- Short exercise -
Every line containing the word "通信各子板块归母" needs to be found and copied.

══════════════════════════════

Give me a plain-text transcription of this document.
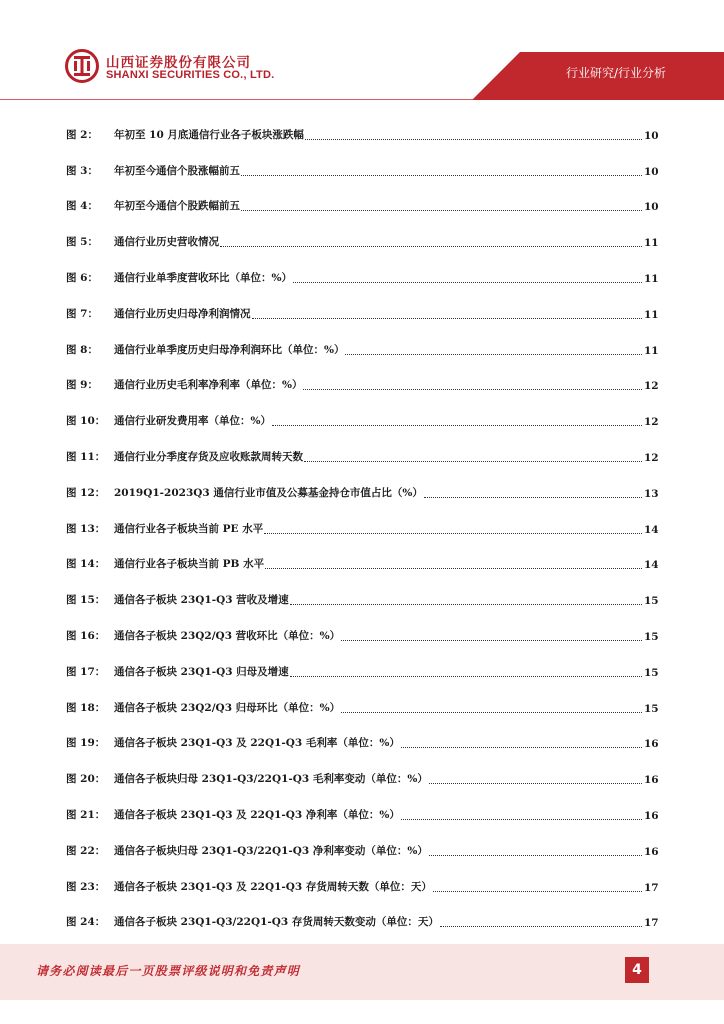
山西证券股份有限公司
SHANXI SECURITIES CO., LTD.	行业研究/行业分析
图 2：	年初至 10 月底通信行业各子板块涨跌幅	10
图 3：	年初至今通信个股涨幅前五	10
图 4：	年初至今通信个股跌幅前五	10
图 5：	通信行业历史营收情况	11
图 6：	通信行业单季度营收环比（单位：%）	11
图 7：	通信行业历史归母净利润情况	11
图 8：	通信行业单季度历史归母净利润环比（单位：%）	11
图 9：	通信行业历史毛利率净利率（单位：%）	12
图 10： 通信行业研发费用率（单位：%）	12
图 11： 通信行业分季度存货及应收账款周转天数	12
图 12： 2019Q1-2023Q3 通信行业市值及公募基金持仓市值占比（%）	13
图 13： 通信行业各子板块当前 PE 水平	14
图 14： 通信行业各子板块当前 PB 水平	14
图 15： 通信各子板块 23Q1-Q3 营收及增速	15
图 16： 通信各子板块 23Q2/Q3 营收环比（单位：%）	15
图 17： 通信各子板块 23Q1-Q3 归母及增速	15
图 18： 通信各子板块 23Q2/Q3 归母环比（单位：%）	15
图 19： 通信各子板块 23Q1-Q3 及 22Q1-Q3 毛利率（单位：%）	16
图 20： 通信各子板块归母 23Q1-Q3/22Q1-Q3 毛利率变动（单位：%）	16
图 21： 通信各子板块 23Q1-Q3 及 22Q1-Q3 净利率（单位：%）	16
图 22： 通信各子板块归母 23Q1-Q3/22Q1-Q3 净利率变动（单位：%）	16
图 23： 通信各子板块 23Q1-Q3 及 22Q1-Q3 存货周转天数（单位：天）	17
图 24： 通信各子板块 23Q1-Q3/22Q1-Q3 存货周转天数变动（单位：天）	17
请务必阅读最后一页股票评级说明和免责声明	4
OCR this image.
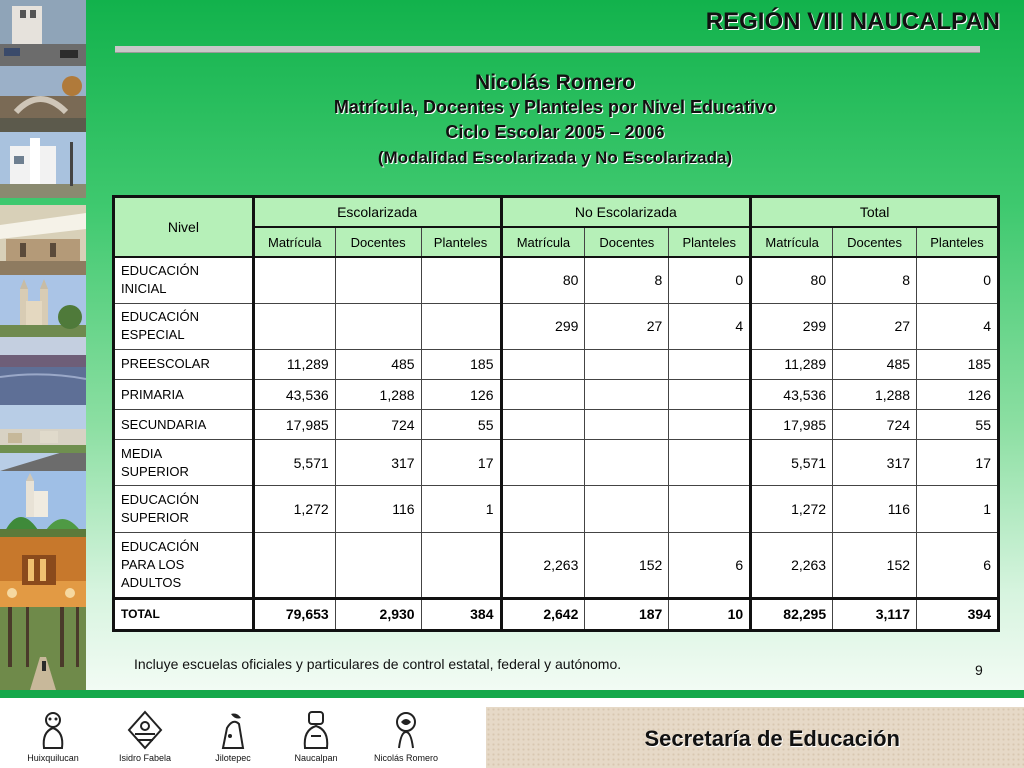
REGIÓN VIII NAUCALPAN
Nicolás Romero
Matrícula, Docentes y Planteles por Nivel Educativo
Ciclo Escolar 2005 – 2006
(Modalidad Escolarizada y No Escolarizada)
Nivel	Escolarizada			No Escolarizada			Total		
	Matrícula	Docentes	Planteles	Matrícula	Docentes	Planteles	Matrícula	Docentes	Planteles

EDUCACIÓN
INICIAL				80	8	0	80	8	0

EDUCACIÓN
ESPECIAL				299	27	4	299	27	4

PREESCOLAR	11,289	485	185				11,289	485	185

PRIMARIA	43,536	1,288	126				43,536	1,288	126

SECUNDARIA	17,985	724	55				17,985	724	55

MEDIA
SUPERIOR	5,571	317	17				5,571	317	17

EDUCACIÓN
SUPERIOR	1,272	116	1				1,272	116	1

EDUCACIÓN
PARA LOS
ADULTOS				2,263	152	6	2,263	152	6

TOTAL	79,653	2,930	384	2,642	187	10	82,295	3,117	394

Incluye escuelas oficiales y particulares de control estatal, federal y autónomo.	9
Secretaría de Educación
Huixquilucan	Isidro Fabela	Jilotepec	Naucalpan	Nicolás Romero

══════════════════════════════

- Solution for this problem -
图 20： 通信各子板块归母 23Q1-Q3/22Q1-Q3 毛利率变动（单位：%）	16
图 22： 通信各子板块归母 23Q1-Q3/22Q1-Q3 净利率变动（单位：%）	16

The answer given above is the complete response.